[Data entries]
====

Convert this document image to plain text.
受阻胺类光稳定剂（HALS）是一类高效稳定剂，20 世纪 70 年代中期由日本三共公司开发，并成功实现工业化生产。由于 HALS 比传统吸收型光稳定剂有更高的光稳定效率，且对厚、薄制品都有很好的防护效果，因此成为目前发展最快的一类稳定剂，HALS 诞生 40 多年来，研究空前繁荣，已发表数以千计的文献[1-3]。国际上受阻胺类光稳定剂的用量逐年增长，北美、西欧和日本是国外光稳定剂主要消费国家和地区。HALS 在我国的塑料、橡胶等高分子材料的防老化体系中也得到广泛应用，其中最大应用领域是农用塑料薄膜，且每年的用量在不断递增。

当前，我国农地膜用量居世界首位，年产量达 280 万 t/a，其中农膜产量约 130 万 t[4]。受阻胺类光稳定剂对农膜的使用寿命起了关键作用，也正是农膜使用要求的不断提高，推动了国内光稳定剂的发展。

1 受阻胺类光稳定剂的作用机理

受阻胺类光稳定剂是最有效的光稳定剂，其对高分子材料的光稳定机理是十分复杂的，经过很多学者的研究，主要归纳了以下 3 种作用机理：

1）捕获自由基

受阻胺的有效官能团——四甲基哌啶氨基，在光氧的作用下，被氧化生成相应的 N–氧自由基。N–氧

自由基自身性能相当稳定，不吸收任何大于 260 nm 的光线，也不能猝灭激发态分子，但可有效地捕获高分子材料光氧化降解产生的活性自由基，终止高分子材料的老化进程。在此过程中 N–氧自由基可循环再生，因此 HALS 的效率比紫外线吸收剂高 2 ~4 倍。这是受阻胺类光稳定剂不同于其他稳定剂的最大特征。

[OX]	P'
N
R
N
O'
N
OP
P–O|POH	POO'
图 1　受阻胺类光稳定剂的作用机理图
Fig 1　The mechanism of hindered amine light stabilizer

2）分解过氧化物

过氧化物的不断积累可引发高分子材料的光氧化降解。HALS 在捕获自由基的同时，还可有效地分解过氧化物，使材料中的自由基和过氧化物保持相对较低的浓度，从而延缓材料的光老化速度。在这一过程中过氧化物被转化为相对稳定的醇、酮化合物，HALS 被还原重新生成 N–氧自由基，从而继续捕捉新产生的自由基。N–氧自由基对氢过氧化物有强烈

====

■ **TASK DETAILS**:
Write out the full listing exactly as given.

■ **RESPONSE TO THIS TASK**:
Convert this document image to plain text.
受阻胺类光稳定剂（HALS）是一类高效稳定剂，20 世纪 70 年代中期由日本三共公司开发，并成功实现工业化生产。由于 HALS 比传统吸收型光稳定剂有更高的光稳定效率，且对厚、薄制品都有很好的防护效果，因此成为目前发展最快的一类稳定剂，HALS 诞生 40 多年来，研究空前繁荣，已发表数以千计的文献[1-3]。国际上受阻胺类光稳定剂的用量逐年增长，北美、西欧和日本是国外光稳定剂主要消费国家和地区。HALS 在我国的塑料、橡胶等高分子材料的防老化体系中也得到广泛应用，其中最大应用领域是农用塑料薄膜，且每年的用量在不断递增。

当前，我国农地膜用量居世界首位，年产量达 280 万 t/a，其中农膜产量约 130 万 t[4]。受阻胺类光稳定剂对农膜的使用寿命起了关键作用，也正是农膜使用要求的不断提高，推动了国内光稳定剂的发展。

1 受阻胺类光稳定剂的作用机理

受阻胺类光稳定剂是最有效的光稳定剂，其对高分子材料的光稳定机理是十分复杂的，经过很多学者的研究，主要归纳了以下 3 种作用机理：

1）捕获自由基

受阻胺的有效官能团——四甲基哌啶氨基，在光氧的作用下，被氧化生成相应的 N–氧自由基。N–氧

自由基自身性能相当稳定，不吸收任何大于 260 nm 的光线，也不能猝灭激发态分子，但可有效地捕获高分子材料光氧化降解产生的活性自由基，终止高分子材料的老化进程。在此过程中 N–氧自由基可循环再生，因此 HALS 的效率比紫外线吸收剂高 2 ~4 倍。这是受阻胺类光稳定剂不同于其他稳定剂的最大特征。

[OX]	P'
N
R
N
O'
N
OP
P–O|POH	POO'
图 1　受阻胺类光稳定剂的作用机理图
Fig 1　The mechanism of hindered amine light stabilizer

2）分解过氧化物

过氧化物的不断积累可引发高分子材料的光氧化降解。HALS 在捕获自由基的同时，还可有效地分解过氧化物，使材料中的自由基和过氧化物保持相对较低的浓度，从而延缓材料的光老化速度。在这一过程中过氧化物被转化为相对稳定的醇、酮化合物，HALS 被还原重新生成 N–氧自由基，从而继续捕捉新产生的自由基。N–氧自由基对氢过氧化物有强烈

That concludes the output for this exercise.